▸ **Set exercise**
Set down the data below without change, skipping the pictures it holds.

▸ **Task input**

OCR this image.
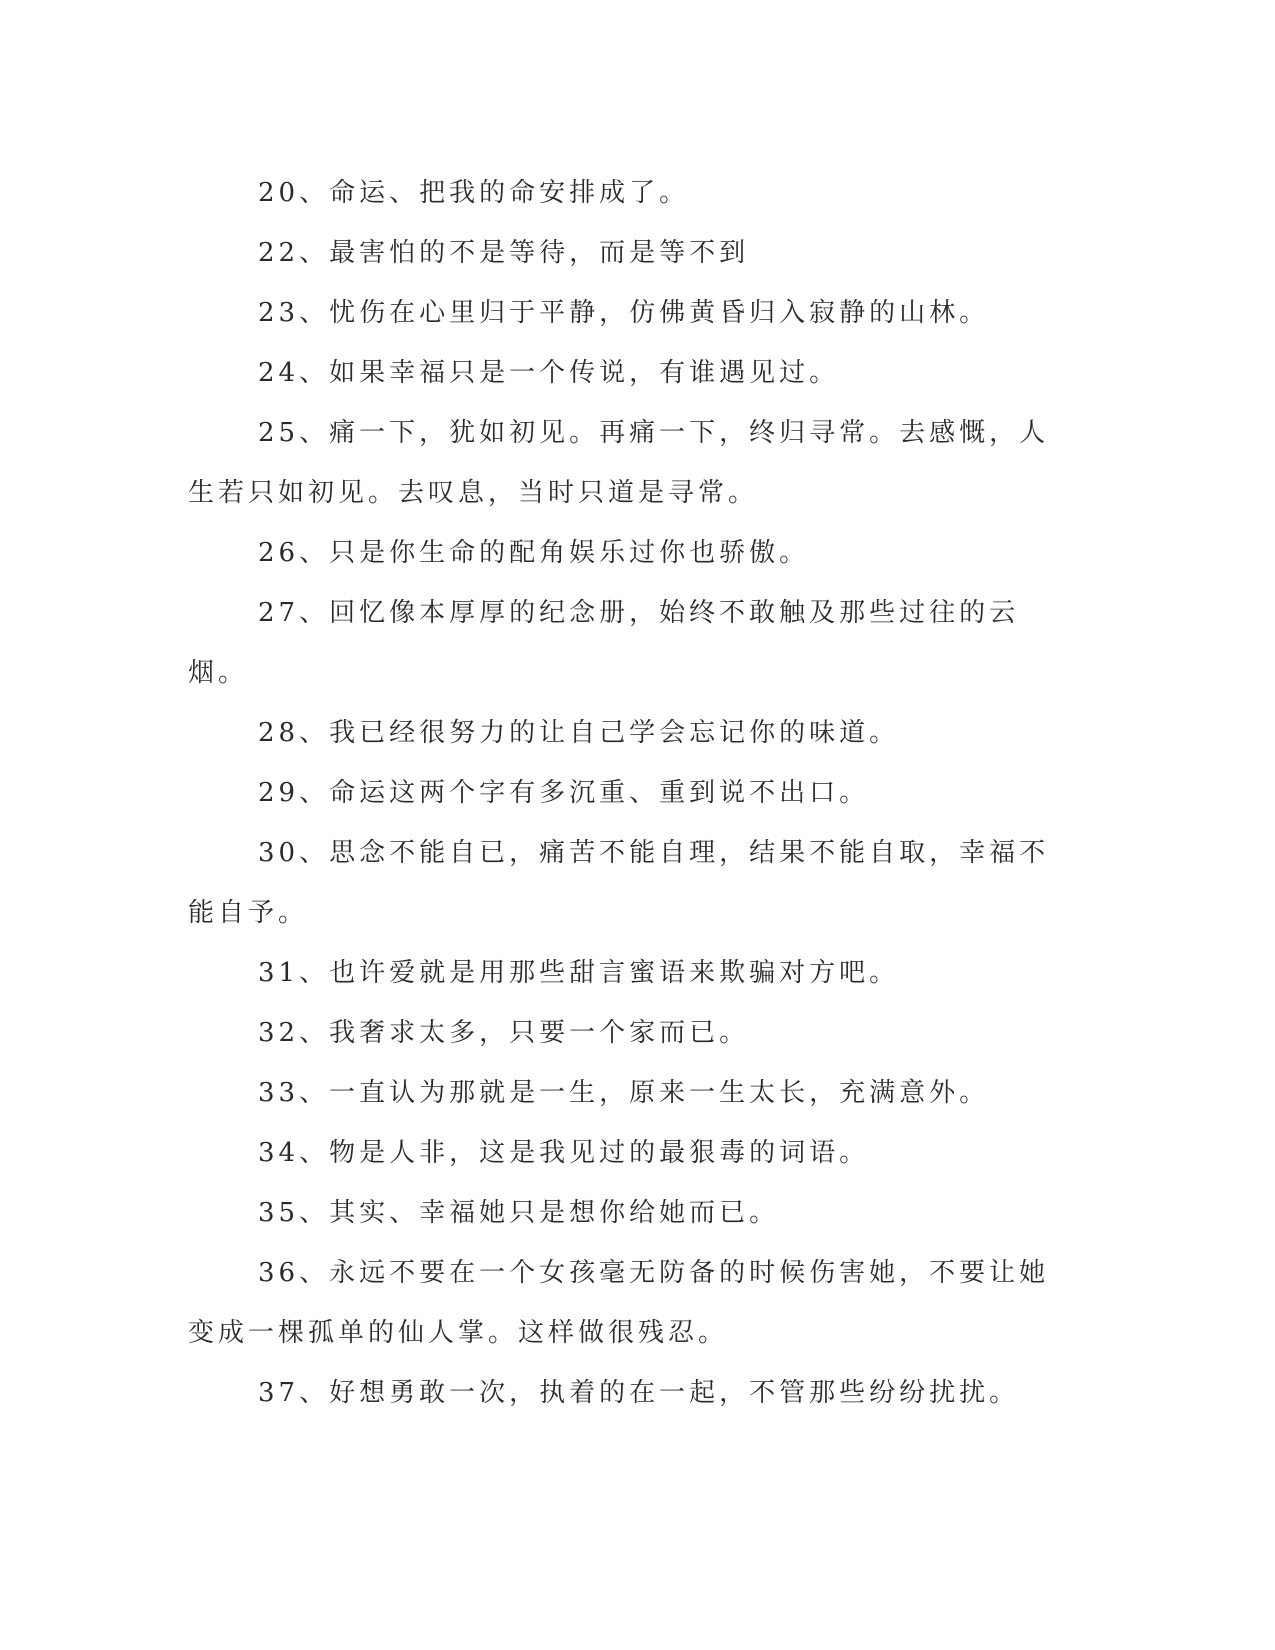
20、命运、把我的命安排成了。

22、最害怕的不是等待，而是等不到

23、忧伤在心里归于平静，仿佛黄昏归入寂静的山林。

24、如果幸福只是一个传说，有谁遇见过。

25、痛一下，犹如初见。再痛一下，终归寻常。去感慨，人生若只如初见。去叹息，当时只道是寻常。

26、只是你生命的配角娱乐过你也骄傲。

27、回忆像本厚厚的纪念册，始终不敢触及那些过往的云烟。

28、我已经很努力的让自己学会忘记你的味道。

29、命运这两个字有多沉重、重到说不出口。

30、思念不能自已，痛苦不能自理，结果不能自取，幸福不能自予。

31、也许爱就是用那些甜言蜜语来欺骗对方吧。

32、我奢求太多，只要一个家而已。

33、一直认为那就是一生，原来一生太长，充满意外。

34、物是人非，这是我见过的最狠毒的词语。

35、其实、幸福她只是想你给她而已。

36、永远不要在一个女孩毫无防备的时候伤害她，不要让她变成一棵孤单的仙人掌。这样做很残忍。

37、好想勇敢一次，执着的在一起，不管那些纷纷扰扰。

▸ **Full solution**
OCR this image.
20、命运、把我的命安排成了。

22、最害怕的不是等待，而是等不到

23、忧伤在心里归于平静，仿佛黄昏归入寂静的山林。

24、如果幸福只是一个传说，有谁遇见过。

25、痛一下，犹如初见。再痛一下，终归寻常。去感慨，人生若只如初见。去叹息，当时只道是寻常。

26、只是你生命的配角娱乐过你也骄傲。

27、回忆像本厚厚的纪念册，始终不敢触及那些过往的云烟。

28、我已经很努力的让自己学会忘记你的味道。

29、命运这两个字有多沉重、重到说不出口。

30、思念不能自已，痛苦不能自理，结果不能自取，幸福不能自予。

31、也许爱就是用那些甜言蜜语来欺骗对方吧。

32、我奢求太多，只要一个家而已。

33、一直认为那就是一生，原来一生太长，充满意外。

34、物是人非，这是我见过的最狠毒的词语。

35、其实、幸福她只是想你给她而已。

36、永远不要在一个女孩毫无防备的时候伤害她，不要让她变成一棵孤单的仙人掌。这样做很残忍。

37、好想勇敢一次，执着的在一起，不管那些纷纷扰扰。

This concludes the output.